_SET TASK:_ Find the lines that contain the word "Pangkat" and copy each one.

_AVAILABLE RECORDS:_

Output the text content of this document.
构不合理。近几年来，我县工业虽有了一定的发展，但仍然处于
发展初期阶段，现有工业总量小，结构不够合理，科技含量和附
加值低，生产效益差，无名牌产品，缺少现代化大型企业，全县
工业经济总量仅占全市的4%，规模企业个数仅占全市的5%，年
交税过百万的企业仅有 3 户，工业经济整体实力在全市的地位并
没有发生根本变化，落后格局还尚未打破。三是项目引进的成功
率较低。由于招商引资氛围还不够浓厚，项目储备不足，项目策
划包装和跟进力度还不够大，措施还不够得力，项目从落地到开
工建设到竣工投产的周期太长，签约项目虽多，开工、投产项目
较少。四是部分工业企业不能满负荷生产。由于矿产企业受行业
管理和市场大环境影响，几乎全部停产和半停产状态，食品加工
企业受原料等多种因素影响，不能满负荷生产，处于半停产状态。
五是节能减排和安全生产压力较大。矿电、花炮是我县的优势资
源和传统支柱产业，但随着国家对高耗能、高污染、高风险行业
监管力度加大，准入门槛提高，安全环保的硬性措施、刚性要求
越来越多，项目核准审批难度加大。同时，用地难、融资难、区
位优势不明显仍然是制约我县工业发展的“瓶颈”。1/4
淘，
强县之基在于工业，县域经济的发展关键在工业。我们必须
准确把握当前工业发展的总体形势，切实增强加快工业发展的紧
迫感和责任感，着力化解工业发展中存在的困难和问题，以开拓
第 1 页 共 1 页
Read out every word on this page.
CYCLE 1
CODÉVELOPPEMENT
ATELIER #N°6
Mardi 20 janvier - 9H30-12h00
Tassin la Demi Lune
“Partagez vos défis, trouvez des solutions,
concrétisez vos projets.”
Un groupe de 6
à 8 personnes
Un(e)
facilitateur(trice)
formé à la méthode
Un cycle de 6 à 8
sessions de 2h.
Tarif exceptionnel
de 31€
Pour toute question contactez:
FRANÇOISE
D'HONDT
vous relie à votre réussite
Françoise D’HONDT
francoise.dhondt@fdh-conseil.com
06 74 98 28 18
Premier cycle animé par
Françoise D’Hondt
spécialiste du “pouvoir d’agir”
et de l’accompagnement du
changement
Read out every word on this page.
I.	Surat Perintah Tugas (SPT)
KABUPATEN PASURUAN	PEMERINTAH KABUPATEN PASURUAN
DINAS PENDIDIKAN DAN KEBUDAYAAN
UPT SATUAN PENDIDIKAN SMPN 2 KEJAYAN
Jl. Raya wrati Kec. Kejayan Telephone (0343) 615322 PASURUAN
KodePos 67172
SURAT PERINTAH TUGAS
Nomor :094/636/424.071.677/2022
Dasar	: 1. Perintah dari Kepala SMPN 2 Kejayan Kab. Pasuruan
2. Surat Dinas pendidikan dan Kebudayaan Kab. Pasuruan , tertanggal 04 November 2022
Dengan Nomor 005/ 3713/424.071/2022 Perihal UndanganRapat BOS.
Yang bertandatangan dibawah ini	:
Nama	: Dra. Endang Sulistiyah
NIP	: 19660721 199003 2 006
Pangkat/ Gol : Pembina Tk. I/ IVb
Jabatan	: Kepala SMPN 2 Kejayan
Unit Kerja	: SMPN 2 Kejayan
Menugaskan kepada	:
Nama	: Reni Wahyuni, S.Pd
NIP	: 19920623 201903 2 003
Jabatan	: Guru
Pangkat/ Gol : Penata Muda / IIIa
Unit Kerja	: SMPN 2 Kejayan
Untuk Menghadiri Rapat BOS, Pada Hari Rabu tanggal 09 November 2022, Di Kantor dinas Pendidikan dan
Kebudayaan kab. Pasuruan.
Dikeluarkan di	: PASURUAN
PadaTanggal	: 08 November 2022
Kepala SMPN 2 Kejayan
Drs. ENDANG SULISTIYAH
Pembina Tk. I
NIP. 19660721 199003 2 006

_COMPLETE RESPONSE:_
Pangkat/ Gol : Pembina Tk. I/ IVb
Pangkat/ Gol : Penata Muda / IIIa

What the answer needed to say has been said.